* DATASET EXCERPTS:
— BEGIN —

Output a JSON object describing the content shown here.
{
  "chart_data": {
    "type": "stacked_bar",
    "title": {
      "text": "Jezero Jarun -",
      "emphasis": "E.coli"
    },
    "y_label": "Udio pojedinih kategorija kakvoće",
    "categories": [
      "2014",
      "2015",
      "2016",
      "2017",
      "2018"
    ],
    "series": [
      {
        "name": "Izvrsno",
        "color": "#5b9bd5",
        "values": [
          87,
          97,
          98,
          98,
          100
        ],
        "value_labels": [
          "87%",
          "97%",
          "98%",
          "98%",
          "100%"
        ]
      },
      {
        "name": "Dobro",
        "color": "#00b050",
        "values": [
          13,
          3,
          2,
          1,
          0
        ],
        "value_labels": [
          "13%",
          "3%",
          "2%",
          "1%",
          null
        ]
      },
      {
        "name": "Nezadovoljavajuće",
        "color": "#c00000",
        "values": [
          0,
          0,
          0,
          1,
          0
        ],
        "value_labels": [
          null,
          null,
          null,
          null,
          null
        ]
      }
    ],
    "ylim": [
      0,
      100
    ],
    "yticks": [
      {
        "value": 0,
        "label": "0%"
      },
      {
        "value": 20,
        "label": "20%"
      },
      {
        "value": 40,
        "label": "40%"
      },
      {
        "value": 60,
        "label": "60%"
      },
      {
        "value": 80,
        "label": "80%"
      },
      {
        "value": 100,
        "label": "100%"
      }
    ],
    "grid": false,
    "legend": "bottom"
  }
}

— END —

* REQUIRED TASK:
Output all records verbatim.

* FINISHED EXERCISE:
Output a JSON object describing the content shown here.
{
  "chart_data": {
    "type": "stacked_bar",
    "title": {
      "text": "Jezero Jarun -",
      "emphasis": "E.coli"
    },
    "y_label": "Udio pojedinih kategorija kakvoće",
    "categories": [
      "2014",
      "2015",
      "2016",
      "2017",
      "2018"
    ],
    "series": [
      {
        "name": "Izvrsno",
        "color": "#5b9bd5",
        "values": [
          87,
          97,
          98,
          98,
          100
        ],
        "value_labels": [
          "87%",
          "97%",
          "98%",
          "98%",
          "100%"
        ]
      },
      {
        "name": "Dobro",
        "color": "#00b050",
        "values": [
          13,
          3,
          2,
          1,
          0
        ],
        "value_labels": [
          "13%",
          "3%",
          "2%",
          "1%",
          null
        ]
      },
      {
        "name": "Nezadovoljavajuće",
        "color": "#c00000",
        "values": [
          0,
          0,
          0,
          1,
          0
        ],
        "value_labels": [
          null,
          null,
          null,
          null,
          null
        ]
      }
    ],
    "ylim": [
      0,
      100
    ],
    "yticks": [
      {
        "value": 0,
        "label": "0%"
      },
      {
        "value": 20,
        "label": "20%"
      },
      {
        "value": 40,
        "label": "40%"
      },
      {
        "value": 60,
        "label": "60%"
      },
      {
        "value": 80,
        "label": "80%"
      },
      {
        "value": 100,
        "label": "100%"
      }
    ],
    "grid": false,
    "legend": "bottom"
  }
}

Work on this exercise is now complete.